## Given data
::::

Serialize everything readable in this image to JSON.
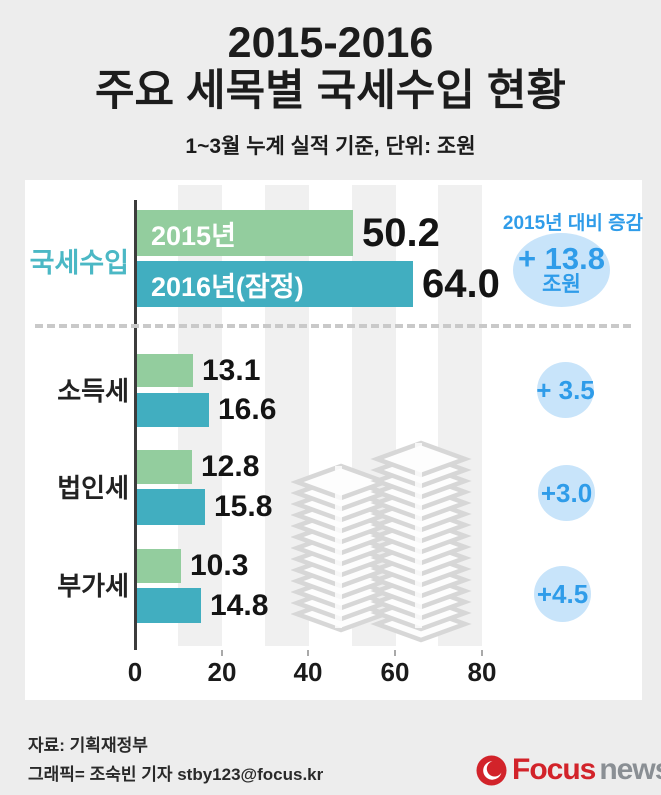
{
  "header": {
    "title_line1": "2015-2016",
    "title_line2": "주요 세목별 국세수입 현황",
    "subtitle": "1~3월 누계 실적 기준, 단위: 조원"
  },
  "chart_data": {
    "type": "bar",
    "orientation": "horizontal",
    "title": "2015-2016 주요 세목별 국세수입 현황",
    "subtitle": "1~3월 누계 실적 기준, 단위: 조원",
    "unit": "조원",
    "categories": [
      "국세수입",
      "소득세",
      "법인세",
      "부가세"
    ],
    "series": [
      {
        "name": "2015년",
        "values": [
          50.2,
          13.1,
          12.8,
          10.3
        ]
      },
      {
        "name": "2016년(잠정)",
        "values": [
          64.0,
          16.6,
          15.8,
          14.8
        ]
      }
    ],
    "diff_header": "2015년 대비 증감",
    "diffs": [
      "+ 13.8",
      "+ 3.5",
      "+3.0",
      "+4.5"
    ],
    "xlim": [
      0,
      80
    ],
    "x_ticks": [
      0,
      20,
      40,
      60,
      80
    ],
    "grid": "vertical-stripes",
    "legend_position": "inside-bars",
    "colors": {
      "bar_2015": "#93cd9e",
      "bar_2016": "#41aec0",
      "diff_circle_fill": "#c8e4fa",
      "diff_text": "#2f9ce9",
      "category_main": "#4bb8c5"
    }
  },
  "main_group": {
    "category": "국세수입",
    "bar1_label": "2015년",
    "bar1_value_label": "50.2",
    "v2015": 50.2,
    "bar2_label": "2016년(잠정)",
    "bar2_value_label": "64.0",
    "v2016": 64.0,
    "diff_header": "2015년 대비 증감",
    "diff_value": "+ 13.8",
    "diff_unit": "조원"
  },
  "rows": [
    {
      "category": "소득세",
      "v2015": 13.1,
      "v2016": 16.6,
      "v2015_label": "13.1",
      "v2016_label": "16.6",
      "diff": "+ 3.5"
    },
    {
      "category": "법인세",
      "v2015": 12.8,
      "v2016": 15.8,
      "v2015_label": "12.8",
      "v2016_label": "15.8",
      "diff": "+3.0"
    },
    {
      "category": "부가세",
      "v2015": 10.3,
      "v2016": 14.8,
      "v2015_label": "10.3",
      "v2016_label": "14.8",
      "diff": "+4.5"
    }
  ],
  "axis": {
    "ticks": [
      "0",
      "20",
      "40",
      "60",
      "80"
    ]
  },
  "footer": {
    "source": "자료: 기획재정부",
    "credit": "그래픽= 조숙빈 기자 stby123@focus.kr",
    "logo_focus": "Focus",
    "logo_news": "news"
  }
}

::::

## Work instructions
In the listing above, find the lines holding the word "subtitle" and copy them.

## Exercise result
    "subtitle": "1~3월 누계 실적 기준, 단위: 조원"
    "subtitle": "1~3월 누계 실적 기준, 단위: 조원",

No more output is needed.